[Stored entries]

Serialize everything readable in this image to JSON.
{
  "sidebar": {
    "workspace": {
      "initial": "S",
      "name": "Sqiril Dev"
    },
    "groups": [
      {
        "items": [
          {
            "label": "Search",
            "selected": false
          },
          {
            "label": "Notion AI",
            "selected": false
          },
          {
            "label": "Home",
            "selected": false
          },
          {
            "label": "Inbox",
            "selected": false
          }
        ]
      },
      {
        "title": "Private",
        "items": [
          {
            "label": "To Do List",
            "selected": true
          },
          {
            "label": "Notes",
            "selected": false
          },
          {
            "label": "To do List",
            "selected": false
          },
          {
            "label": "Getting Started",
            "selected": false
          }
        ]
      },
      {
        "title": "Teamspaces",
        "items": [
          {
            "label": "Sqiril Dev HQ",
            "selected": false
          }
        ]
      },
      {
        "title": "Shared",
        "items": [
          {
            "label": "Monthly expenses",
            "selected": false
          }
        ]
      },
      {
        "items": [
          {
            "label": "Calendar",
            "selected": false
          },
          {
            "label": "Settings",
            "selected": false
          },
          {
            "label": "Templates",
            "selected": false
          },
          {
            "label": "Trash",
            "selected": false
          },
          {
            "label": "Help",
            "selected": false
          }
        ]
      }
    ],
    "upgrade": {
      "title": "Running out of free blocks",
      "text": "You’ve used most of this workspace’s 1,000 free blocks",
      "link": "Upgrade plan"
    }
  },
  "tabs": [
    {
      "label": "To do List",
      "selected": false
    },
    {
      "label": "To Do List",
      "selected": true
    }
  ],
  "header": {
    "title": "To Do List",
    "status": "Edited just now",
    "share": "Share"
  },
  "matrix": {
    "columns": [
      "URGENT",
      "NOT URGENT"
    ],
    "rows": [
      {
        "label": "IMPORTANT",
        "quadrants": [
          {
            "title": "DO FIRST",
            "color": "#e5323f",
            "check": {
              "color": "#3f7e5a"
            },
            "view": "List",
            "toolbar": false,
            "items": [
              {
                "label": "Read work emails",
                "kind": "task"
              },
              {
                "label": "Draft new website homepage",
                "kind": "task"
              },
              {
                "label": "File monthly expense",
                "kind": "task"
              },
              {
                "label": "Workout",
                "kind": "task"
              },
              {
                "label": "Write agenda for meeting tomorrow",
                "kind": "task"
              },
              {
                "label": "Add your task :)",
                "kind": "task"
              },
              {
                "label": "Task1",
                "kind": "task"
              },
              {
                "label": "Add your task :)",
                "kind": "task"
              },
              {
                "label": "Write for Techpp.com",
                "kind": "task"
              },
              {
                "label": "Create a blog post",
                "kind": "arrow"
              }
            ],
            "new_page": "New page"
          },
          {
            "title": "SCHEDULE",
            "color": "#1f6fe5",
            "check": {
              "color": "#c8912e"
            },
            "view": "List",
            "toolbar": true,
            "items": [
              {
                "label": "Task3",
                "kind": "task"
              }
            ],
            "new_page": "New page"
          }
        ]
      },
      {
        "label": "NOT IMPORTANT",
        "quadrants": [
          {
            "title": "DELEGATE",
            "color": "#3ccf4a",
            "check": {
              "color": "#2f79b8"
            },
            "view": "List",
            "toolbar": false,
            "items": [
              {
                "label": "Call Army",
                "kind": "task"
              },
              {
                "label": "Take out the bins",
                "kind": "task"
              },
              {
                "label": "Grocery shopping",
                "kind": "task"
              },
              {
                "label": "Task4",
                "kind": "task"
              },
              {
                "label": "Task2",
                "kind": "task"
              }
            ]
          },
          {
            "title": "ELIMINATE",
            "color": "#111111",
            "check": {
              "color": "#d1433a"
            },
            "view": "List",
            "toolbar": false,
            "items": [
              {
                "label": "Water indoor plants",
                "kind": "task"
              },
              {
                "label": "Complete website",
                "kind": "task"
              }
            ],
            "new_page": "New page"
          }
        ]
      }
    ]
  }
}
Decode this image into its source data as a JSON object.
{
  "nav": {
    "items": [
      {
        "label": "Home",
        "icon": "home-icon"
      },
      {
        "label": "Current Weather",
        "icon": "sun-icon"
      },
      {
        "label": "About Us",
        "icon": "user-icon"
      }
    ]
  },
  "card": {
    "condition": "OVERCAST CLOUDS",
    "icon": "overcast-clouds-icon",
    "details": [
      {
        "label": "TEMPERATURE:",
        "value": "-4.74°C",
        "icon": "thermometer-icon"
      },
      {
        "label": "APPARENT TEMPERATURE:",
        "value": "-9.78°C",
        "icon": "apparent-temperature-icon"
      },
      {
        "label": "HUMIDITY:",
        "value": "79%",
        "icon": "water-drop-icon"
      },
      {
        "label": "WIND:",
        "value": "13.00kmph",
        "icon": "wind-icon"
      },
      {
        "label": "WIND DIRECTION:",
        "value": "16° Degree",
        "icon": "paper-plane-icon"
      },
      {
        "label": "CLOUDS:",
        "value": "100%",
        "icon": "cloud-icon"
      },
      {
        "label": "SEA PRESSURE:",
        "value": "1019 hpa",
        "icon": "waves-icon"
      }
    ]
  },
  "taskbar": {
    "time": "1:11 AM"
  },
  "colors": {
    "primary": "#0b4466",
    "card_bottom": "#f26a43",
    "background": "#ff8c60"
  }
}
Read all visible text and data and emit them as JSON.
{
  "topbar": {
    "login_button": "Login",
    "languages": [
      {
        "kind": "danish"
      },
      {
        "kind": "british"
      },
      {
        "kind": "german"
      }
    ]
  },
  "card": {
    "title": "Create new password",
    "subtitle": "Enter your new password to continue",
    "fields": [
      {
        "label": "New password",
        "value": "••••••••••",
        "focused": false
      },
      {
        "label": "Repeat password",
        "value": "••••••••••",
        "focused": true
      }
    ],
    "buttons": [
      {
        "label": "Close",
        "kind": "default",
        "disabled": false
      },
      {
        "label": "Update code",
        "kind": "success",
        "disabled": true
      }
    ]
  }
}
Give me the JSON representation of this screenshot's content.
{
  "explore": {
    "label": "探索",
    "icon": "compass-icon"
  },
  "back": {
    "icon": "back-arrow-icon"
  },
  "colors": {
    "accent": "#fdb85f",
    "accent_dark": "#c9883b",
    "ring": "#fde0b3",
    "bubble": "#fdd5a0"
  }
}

● WRITTEN TASK: Find "Give me the" in the data above, then repeat that line and all lines after it exactly, ending with the final line.

● WRITTEN SOLUTION:
Give me the JSON representation of this screenshot's content.
{
  "explore": {
    "label": "探索",
    "icon": "compass-icon"
  },
  "back": {
    "icon": "back-arrow-icon"
  },
  "colors": {
    "accent": "#fdb85f",
    "accent_dark": "#c9883b",
    "ring": "#fde0b3",
    "bubble": "#fdd5a0"
  }
}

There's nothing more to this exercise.